Set exercise
Copy each line below that includes "chevron".

Listed records
————————
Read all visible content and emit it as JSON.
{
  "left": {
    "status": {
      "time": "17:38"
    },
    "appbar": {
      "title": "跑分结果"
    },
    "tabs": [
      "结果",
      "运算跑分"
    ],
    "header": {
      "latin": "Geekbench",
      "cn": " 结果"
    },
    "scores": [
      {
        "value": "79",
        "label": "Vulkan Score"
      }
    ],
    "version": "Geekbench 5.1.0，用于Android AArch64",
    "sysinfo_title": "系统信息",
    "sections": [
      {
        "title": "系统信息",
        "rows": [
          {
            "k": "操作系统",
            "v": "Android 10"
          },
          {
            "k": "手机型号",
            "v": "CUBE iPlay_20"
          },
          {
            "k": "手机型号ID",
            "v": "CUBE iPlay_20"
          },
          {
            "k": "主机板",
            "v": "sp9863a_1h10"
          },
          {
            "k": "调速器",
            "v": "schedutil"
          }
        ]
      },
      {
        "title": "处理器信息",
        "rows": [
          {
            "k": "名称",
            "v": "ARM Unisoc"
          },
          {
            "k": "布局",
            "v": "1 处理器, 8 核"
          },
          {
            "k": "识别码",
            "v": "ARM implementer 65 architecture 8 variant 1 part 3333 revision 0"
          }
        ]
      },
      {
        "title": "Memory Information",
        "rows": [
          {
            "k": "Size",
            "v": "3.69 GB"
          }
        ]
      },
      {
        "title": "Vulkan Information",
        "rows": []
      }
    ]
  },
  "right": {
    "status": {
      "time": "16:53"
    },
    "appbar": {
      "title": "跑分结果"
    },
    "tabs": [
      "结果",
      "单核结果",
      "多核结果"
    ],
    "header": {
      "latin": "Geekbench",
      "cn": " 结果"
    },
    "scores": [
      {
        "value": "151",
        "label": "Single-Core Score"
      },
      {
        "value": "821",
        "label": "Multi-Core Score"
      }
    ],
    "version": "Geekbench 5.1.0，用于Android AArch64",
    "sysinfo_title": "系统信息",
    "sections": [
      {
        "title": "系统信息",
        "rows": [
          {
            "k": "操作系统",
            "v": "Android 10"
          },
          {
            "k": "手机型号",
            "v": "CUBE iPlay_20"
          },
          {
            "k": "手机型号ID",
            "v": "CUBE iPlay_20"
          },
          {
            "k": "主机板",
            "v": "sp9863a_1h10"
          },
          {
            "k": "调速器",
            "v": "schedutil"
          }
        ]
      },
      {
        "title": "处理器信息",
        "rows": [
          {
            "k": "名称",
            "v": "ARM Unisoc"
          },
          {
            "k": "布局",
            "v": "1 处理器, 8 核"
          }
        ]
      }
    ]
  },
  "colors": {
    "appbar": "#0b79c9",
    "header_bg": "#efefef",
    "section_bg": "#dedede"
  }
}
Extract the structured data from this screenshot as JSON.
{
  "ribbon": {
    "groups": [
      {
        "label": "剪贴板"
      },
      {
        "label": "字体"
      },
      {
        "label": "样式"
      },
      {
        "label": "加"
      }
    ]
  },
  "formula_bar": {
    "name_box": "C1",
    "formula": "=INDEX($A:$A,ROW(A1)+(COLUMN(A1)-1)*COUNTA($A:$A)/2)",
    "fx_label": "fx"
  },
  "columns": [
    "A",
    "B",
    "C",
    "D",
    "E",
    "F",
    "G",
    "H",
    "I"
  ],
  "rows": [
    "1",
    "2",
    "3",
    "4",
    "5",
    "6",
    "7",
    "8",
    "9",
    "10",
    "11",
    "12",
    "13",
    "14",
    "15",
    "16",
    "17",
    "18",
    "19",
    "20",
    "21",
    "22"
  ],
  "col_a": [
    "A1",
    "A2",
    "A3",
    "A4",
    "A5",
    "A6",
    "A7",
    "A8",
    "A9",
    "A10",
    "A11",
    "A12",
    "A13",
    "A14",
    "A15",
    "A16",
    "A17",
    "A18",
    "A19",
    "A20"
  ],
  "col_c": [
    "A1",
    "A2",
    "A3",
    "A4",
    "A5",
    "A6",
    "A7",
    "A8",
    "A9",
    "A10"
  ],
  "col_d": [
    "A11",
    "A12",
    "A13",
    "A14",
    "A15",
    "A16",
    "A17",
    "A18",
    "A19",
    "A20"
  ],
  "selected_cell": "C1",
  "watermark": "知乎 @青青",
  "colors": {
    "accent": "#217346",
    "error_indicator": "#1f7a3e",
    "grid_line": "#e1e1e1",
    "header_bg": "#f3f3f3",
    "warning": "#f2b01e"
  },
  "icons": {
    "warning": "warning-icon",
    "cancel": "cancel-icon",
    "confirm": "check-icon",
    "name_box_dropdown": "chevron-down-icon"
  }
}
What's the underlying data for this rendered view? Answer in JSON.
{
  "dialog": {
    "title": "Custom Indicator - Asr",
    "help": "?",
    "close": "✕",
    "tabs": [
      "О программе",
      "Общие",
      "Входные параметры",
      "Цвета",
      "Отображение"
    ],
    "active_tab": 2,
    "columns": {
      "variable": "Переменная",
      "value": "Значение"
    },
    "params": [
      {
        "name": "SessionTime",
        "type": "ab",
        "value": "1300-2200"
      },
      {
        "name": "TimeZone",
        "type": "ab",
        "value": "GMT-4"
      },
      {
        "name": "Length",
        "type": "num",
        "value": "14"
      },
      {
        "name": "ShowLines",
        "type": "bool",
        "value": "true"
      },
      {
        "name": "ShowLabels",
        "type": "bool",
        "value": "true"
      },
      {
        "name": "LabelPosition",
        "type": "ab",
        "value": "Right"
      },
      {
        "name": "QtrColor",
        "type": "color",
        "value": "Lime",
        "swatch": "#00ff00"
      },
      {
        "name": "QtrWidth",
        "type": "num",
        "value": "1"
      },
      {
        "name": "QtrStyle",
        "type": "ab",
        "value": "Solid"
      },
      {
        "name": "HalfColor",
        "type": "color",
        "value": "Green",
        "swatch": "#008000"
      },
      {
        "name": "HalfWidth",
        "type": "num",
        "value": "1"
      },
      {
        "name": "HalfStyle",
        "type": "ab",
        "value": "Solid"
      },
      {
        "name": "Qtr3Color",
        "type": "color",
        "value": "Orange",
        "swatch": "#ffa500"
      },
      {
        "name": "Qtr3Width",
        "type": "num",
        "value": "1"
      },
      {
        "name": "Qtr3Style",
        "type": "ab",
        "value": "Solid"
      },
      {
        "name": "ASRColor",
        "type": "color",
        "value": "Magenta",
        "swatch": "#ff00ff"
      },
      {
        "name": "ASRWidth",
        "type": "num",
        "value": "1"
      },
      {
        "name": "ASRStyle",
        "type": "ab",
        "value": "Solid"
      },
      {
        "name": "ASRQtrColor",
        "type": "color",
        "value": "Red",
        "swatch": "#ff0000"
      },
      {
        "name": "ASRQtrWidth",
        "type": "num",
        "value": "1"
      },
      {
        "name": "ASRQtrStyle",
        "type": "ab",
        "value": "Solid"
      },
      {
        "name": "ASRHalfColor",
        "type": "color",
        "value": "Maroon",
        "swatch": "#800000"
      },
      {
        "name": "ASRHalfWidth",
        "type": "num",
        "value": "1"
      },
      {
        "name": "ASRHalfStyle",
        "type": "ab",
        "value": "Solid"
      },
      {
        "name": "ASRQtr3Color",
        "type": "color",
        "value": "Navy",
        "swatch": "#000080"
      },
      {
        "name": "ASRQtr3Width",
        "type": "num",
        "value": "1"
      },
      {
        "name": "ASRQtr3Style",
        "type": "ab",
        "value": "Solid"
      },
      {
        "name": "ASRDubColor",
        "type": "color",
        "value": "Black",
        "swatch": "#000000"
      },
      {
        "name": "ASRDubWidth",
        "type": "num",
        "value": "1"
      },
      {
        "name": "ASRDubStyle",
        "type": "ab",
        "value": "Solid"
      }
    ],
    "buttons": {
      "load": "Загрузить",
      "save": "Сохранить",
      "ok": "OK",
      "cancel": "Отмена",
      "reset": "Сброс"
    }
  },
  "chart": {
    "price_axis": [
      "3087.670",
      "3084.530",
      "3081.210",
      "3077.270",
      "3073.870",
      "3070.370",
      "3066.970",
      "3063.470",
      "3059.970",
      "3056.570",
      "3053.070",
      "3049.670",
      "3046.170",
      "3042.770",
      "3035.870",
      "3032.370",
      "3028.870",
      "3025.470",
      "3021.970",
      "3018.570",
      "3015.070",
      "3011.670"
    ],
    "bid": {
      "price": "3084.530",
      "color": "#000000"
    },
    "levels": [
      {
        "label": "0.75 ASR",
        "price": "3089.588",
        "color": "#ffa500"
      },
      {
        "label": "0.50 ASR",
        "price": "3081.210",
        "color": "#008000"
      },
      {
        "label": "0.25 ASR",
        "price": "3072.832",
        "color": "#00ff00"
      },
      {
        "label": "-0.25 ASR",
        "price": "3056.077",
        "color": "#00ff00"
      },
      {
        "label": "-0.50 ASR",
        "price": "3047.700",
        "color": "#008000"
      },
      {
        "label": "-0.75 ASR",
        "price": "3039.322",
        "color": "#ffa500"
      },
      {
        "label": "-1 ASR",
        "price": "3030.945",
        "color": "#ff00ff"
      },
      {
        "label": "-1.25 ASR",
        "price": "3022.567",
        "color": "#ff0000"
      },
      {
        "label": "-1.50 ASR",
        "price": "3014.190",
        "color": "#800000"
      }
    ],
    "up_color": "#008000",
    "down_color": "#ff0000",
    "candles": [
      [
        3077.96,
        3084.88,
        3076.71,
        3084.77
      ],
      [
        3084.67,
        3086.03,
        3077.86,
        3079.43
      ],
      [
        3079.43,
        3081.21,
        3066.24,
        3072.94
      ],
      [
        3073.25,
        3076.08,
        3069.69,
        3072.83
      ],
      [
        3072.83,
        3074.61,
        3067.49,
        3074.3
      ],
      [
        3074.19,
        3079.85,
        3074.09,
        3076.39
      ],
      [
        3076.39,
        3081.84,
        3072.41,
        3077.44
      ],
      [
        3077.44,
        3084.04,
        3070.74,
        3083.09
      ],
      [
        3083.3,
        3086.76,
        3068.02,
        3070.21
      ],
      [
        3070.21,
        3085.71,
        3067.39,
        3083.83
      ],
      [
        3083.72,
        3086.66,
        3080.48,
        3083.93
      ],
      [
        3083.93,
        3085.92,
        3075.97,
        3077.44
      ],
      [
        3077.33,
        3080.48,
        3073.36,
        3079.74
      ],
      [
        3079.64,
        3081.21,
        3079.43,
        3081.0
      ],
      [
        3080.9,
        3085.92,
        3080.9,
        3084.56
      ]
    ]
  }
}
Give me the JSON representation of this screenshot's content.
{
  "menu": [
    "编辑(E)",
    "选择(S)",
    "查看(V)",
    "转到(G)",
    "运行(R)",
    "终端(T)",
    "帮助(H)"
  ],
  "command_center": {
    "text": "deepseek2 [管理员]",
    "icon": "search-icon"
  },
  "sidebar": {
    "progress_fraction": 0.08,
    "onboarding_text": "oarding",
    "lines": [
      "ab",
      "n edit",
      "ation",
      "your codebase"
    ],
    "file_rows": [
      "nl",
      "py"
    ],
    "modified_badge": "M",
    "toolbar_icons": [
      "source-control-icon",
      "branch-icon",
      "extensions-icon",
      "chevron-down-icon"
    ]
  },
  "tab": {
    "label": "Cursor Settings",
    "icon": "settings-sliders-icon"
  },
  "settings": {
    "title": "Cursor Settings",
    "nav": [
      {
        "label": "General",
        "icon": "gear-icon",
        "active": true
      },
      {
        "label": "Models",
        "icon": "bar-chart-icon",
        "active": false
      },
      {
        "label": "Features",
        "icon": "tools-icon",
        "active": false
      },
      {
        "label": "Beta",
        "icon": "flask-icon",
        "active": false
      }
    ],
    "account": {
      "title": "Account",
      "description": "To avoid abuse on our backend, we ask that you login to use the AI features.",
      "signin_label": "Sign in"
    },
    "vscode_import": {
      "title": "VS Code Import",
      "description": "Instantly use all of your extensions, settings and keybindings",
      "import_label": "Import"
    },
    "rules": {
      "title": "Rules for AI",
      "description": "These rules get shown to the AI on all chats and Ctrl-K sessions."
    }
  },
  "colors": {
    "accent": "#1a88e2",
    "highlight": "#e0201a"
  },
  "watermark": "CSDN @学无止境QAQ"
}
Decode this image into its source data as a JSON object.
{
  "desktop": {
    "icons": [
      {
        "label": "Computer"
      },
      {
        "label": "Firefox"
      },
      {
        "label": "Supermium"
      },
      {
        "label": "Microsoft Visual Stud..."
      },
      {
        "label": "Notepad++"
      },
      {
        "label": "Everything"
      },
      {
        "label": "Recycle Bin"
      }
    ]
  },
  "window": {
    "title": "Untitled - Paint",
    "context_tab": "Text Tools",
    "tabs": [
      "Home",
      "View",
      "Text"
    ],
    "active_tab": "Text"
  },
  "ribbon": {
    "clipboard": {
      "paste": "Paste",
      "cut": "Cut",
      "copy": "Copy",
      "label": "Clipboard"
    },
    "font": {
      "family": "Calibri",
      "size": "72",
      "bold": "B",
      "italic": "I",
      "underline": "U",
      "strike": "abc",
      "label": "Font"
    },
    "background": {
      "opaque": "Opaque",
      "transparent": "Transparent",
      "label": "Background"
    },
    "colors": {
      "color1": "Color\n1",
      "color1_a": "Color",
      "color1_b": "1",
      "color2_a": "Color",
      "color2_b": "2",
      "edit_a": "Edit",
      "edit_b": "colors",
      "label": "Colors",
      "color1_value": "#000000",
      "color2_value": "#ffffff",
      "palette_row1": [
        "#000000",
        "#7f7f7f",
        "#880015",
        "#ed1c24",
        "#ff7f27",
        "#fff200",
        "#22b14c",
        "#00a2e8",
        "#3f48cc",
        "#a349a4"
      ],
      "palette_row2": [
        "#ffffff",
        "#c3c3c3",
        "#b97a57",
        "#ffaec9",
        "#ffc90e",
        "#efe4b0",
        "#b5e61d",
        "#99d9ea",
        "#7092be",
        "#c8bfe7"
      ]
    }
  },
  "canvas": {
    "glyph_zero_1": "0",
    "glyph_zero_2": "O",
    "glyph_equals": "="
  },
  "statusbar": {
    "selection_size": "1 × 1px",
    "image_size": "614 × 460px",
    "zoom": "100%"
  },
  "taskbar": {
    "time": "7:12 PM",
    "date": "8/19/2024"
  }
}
————————
Solution below
    "name_box_dropdown": "chevron-down-icon"
      "chevron-down-icon"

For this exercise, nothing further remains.